#### [SET EXERCISE]
Copy out each line of the material in which the word "организацией" appears.

[Saved entries]

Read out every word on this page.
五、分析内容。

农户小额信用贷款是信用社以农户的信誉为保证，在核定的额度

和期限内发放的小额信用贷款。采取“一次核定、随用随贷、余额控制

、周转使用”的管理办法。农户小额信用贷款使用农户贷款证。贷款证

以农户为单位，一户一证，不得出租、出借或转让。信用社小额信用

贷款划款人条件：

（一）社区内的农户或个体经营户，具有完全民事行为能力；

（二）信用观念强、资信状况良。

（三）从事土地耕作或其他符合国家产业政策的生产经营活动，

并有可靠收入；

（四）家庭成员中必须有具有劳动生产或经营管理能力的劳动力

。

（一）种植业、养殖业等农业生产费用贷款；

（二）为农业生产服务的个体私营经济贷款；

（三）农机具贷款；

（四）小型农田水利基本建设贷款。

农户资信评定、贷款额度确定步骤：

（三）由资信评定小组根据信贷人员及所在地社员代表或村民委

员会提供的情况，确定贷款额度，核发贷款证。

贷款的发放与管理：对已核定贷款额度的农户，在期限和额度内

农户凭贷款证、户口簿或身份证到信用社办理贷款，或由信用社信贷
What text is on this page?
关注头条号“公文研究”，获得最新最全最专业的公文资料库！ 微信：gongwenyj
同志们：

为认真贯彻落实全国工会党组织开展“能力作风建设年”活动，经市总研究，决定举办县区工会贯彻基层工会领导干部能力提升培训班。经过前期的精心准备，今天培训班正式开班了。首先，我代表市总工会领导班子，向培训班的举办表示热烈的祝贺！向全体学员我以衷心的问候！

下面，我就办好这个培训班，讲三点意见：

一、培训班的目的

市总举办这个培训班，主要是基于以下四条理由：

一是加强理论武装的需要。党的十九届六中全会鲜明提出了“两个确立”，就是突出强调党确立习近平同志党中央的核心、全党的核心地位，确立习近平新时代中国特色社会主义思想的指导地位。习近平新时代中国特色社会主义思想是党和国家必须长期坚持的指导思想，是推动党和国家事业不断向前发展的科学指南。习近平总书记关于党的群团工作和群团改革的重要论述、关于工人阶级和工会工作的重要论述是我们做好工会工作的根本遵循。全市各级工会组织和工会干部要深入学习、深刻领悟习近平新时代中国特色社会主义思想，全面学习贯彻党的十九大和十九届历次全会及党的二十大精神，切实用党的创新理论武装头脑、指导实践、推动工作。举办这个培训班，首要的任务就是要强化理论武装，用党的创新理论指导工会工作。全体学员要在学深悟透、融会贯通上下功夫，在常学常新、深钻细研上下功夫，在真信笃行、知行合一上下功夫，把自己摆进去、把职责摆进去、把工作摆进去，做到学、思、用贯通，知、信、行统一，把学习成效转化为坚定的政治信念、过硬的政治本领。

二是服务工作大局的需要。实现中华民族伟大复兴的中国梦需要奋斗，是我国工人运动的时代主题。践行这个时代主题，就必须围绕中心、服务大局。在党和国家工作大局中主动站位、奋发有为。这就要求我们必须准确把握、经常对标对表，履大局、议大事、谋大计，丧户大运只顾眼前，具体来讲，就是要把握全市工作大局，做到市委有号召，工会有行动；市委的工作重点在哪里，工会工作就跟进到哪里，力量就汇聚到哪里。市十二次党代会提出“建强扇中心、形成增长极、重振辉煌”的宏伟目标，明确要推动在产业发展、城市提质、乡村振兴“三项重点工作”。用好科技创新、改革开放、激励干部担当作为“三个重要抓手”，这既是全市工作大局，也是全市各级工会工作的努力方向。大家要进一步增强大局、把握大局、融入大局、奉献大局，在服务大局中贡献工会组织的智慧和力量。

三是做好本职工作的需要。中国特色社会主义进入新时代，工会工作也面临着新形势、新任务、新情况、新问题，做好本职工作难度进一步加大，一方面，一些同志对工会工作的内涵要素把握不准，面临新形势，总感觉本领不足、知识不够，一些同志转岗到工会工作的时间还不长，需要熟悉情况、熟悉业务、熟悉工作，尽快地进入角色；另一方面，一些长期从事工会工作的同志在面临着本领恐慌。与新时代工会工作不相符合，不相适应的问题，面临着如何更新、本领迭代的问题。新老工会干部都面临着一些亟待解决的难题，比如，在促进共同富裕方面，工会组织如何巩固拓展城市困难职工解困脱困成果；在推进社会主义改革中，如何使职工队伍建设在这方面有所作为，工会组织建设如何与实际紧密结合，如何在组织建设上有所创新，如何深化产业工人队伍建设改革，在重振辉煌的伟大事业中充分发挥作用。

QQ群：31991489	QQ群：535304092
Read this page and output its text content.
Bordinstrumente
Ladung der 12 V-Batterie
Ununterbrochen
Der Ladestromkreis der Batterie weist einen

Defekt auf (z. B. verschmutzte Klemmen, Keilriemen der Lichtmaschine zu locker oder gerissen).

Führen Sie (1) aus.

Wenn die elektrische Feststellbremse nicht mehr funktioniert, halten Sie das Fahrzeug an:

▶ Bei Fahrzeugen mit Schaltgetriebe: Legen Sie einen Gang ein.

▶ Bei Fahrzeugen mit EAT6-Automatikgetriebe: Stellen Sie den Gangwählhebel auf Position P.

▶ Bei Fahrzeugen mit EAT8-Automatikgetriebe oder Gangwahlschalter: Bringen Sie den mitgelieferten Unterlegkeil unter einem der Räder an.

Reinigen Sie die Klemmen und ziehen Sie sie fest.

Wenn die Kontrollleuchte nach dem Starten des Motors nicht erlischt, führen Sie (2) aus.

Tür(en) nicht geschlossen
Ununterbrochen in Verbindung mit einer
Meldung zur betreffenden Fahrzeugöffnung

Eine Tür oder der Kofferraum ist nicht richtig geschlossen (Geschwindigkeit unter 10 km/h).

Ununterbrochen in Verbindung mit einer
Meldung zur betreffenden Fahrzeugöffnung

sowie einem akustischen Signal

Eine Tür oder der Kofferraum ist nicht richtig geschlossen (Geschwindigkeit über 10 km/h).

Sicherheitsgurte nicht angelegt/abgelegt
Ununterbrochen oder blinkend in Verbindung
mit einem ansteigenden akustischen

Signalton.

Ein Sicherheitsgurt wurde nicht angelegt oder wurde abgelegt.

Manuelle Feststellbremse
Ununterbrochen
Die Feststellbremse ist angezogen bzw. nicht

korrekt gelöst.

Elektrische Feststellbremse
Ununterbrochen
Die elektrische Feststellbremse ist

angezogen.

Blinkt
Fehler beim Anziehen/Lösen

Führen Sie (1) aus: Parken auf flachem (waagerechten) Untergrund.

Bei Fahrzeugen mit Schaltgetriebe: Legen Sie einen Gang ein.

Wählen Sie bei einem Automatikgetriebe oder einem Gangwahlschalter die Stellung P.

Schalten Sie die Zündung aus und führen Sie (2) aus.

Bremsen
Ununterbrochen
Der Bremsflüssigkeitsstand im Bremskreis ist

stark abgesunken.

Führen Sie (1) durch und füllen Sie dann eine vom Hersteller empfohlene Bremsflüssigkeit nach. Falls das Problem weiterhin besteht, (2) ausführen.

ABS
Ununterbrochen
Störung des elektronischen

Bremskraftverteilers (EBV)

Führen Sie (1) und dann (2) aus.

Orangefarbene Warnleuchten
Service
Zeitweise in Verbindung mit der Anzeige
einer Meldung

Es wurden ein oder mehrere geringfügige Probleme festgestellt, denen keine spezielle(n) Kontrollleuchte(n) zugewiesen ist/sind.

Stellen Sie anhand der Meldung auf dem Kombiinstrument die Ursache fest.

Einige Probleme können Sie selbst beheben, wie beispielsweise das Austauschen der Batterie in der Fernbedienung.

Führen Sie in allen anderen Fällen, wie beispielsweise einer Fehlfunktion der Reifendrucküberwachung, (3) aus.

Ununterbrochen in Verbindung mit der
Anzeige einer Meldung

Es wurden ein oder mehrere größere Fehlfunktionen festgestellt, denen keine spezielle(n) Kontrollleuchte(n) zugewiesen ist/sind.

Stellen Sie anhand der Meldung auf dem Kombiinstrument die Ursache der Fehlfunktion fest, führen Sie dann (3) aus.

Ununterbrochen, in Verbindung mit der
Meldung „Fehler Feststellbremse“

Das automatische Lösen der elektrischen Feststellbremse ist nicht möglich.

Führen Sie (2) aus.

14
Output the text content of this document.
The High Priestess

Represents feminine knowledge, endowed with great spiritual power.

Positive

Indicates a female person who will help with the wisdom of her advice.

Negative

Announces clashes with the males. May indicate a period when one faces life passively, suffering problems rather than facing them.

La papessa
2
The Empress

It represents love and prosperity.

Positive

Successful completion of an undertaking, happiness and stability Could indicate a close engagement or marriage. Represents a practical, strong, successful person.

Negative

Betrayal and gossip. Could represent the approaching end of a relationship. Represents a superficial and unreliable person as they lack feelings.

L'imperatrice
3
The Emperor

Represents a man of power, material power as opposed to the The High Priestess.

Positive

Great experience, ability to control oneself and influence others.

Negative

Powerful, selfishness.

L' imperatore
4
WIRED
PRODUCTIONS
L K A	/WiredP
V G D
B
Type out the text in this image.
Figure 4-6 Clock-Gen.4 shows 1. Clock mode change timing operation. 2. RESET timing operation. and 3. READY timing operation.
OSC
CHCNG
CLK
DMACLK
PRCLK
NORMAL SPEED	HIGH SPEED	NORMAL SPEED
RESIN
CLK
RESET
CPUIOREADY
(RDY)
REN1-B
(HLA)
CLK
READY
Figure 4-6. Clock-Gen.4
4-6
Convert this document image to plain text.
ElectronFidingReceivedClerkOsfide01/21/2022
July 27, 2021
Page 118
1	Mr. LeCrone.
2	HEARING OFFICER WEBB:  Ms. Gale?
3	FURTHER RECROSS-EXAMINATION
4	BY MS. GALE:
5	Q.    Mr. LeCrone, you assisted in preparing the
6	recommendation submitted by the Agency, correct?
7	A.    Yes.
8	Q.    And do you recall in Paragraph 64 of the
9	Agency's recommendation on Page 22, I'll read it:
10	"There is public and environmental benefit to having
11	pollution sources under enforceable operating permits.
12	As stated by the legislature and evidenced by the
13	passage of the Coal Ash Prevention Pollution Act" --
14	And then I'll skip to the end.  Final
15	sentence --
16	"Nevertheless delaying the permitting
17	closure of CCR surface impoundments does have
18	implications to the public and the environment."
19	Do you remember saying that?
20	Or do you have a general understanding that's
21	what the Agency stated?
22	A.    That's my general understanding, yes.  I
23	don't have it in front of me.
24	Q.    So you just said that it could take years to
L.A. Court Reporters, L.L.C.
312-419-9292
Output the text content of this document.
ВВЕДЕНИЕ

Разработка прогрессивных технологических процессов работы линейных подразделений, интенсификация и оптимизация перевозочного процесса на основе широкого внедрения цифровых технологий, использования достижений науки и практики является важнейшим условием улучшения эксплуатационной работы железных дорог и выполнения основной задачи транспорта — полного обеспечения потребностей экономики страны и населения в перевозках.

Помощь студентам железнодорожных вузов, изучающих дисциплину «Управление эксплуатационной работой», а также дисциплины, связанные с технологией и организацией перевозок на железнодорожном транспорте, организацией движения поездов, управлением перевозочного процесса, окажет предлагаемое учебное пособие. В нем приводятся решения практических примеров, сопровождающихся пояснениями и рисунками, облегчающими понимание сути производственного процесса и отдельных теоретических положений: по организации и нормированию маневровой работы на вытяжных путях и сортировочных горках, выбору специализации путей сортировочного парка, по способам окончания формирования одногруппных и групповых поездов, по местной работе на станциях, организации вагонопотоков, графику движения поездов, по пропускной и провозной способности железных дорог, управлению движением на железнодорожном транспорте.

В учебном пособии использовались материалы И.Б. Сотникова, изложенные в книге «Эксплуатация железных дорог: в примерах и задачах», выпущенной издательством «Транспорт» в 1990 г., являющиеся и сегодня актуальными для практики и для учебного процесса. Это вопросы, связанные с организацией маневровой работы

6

#### [ANSWER FOR THIS EXERCISE]
Помощь студентам железнодорожных вузов, изучающих дисциплину «Управление эксплуатационной работой», а также дисциплины, связанные с технологией и организацией перевозок на железнодорожном транспорте, организацией движения поездов, управлением перевозочного процесса, окажет предлагаемое учебное пособие. В нем приводятся решения практических примеров, сопровождающихся пояснениями и рисунками, облегчающими понимание сути производственного процесса и отдельных теоретических положений: по организации и нормированию маневровой работы на вытяжных путях и сортировочных горках, выбору специализации путей сортировочного парка, по способам окончания формирования одногруппных и групповых поездов, по местной работе на станциях, организации вагонопотоков, графику движения поездов, по пропускной и провозной способности железных дорог, управлению движением на железнодорожном транспорте.
В учебном пособии использовались материалы И.Б. Сотникова, изложенные в книге «Эксплуатация железных дорог: в примерах и задачах», выпущенной издательством «Транспорт» в 1990 г., являющиеся и сегодня актуальными для практики и для учебного процесса. Это вопросы, связанные с организацией маневровой работы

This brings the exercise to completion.